◆ **EXERCISE AIM**
Your task is to repeat all of the data exactly while excluding the pictures.

◆ **MATERIAL TO PROCESS**
= = = =
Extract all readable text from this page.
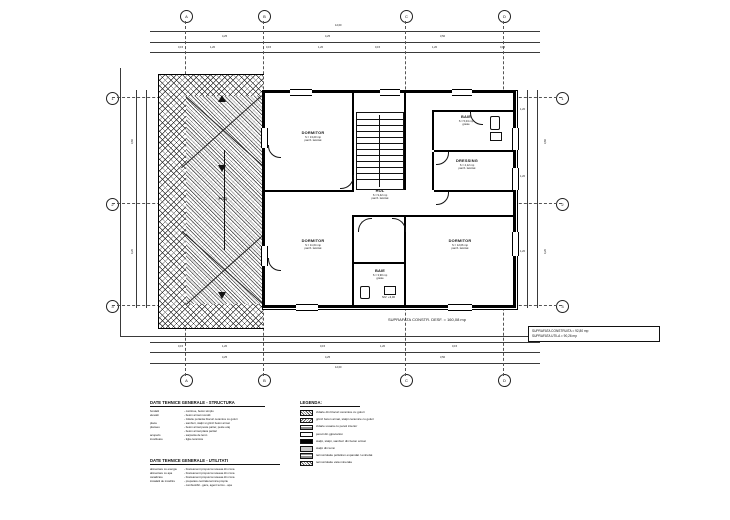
12,00
4,25	4,25	3,50
0,15	1,20	0,15	1,20	0,15	1,20	0,15
0,15	1,20	0,15	1,20	0,15
4,25	4,25	3,50
12,00
3,60
4,20
3,60
4,20
A	B	C	D
A	B	C	D
1
2
3
1
2
3
POD
DORMITOR
S = 13,20 mp
parch. laminat
BAIE
S = 5,04 mp
gresie
DRESSING
S = 4,12 mp
parch. laminat
HOL
S = 9,42 mp
parch. laminat
DORMITOR
S = 11,64 mp
parch. laminat
BAIE
S = 3,90 mp
gresie
DORMITOR
S = 12,06 mp
parch. laminat
NIV. +3,00
1,20
1,20
1,20
SUPRAFATA CONSTR. DESF. = 160,08 mp
SUPRAFATA CONSTRUITA = 92,80 mp
SUPRAFATA UTILA = 90,26 mp
DATE TEHNICE GENERALE - STRUCTURA
fundatii	- continue, beton simplu
elevatii	- beton armat monolit
- zidarie portanta blocuri ceramice cu goluri
placa	- samburi, stalpi si grinzi beton armat
planseu	- beton armat peste parter, peste etaj
- beton armat placa partial
acoperis	- sarpanta de lemn
invelitoare	- tigla ceramica
DATE TEHNICE GENERALE - UTILITATI
alimentare cu energie	- bransament propus la reteaua din zona
alimentare cu apa	- bransament propus la reteaua din zona
canalizare	- bransament propus la reteaua din zona
instalatii de incalzire	- preparare centrala termica proprie
- combustibil - gaze, agent termo - apa
LEGENDA:
zidarie din blocuri ceramice cu goluri
grinzi beton armat, stalpi ceramice cu goluri
zidarie usoara cu pereti interior
pereti din gipscarton
stalpi, stalpi, samburi din beton armat
stalpi din lemn
termoizolatie polistiren expandat / extrudat
termoizolatie vata minerala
= = = =
◆ **SOLUTION FOR THIS PROBLEM**
Extract all readable text from this page.
12,00
4,25	4,25	3,50
0,15	1,20	0,15	1,20	0,15	1,20	0,15
0,15	1,20	0,15	1,20	0,15
4,25	4,25	3,50
12,00
3,60
4,20
3,60
4,20
A	B	C	D
A	B	C	D
1
2
3
1
2
3
POD
DORMITOR
S = 13,20 mp
parch. laminat
BAIE
S = 5,04 mp
gresie
DRESSING
S = 4,12 mp
parch. laminat
HOL
S = 9,42 mp
parch. laminat
DORMITOR
S = 11,64 mp
parch. laminat
BAIE
S = 3,90 mp
gresie
DORMITOR
S = 12,06 mp
parch. laminat
NIV. +3,00
1,20
1,20
1,20
SUPRAFATA CONSTR. DESF. = 160,08 mp
SUPRAFATA CONSTRUITA = 92,80 mp
SUPRAFATA UTILA = 90,26 mp
DATE TEHNICE GENERALE - STRUCTURA
fundatii	- continue, beton simplu
elevatii	- beton armat monolit
- zidarie portanta blocuri ceramice cu goluri
placa	- samburi, stalpi si grinzi beton armat
planseu	- beton armat peste parter, peste etaj
- beton armat placa partial
acoperis	- sarpanta de lemn
invelitoare	- tigla ceramica
DATE TEHNICE GENERALE - UTILITATI
alimentare cu energie	- bransament propus la reteaua din zona
alimentare cu apa	- bransament propus la reteaua din zona
canalizare	- bransament propus la reteaua din zona
instalatii de incalzire	- preparare centrala termica proprie
- combustibil - gaze, agent termo - apa
LEGENDA:
zidarie din blocuri ceramice cu goluri
grinzi beton armat, stalpi ceramice cu goluri
zidarie usoara cu pereti interior
pereti din gipscarton
stalpi, stalpi, samburi din beton armat
stalpi din lemn
termoizolatie polistiren expandat / extrudat
termoizolatie vata minerala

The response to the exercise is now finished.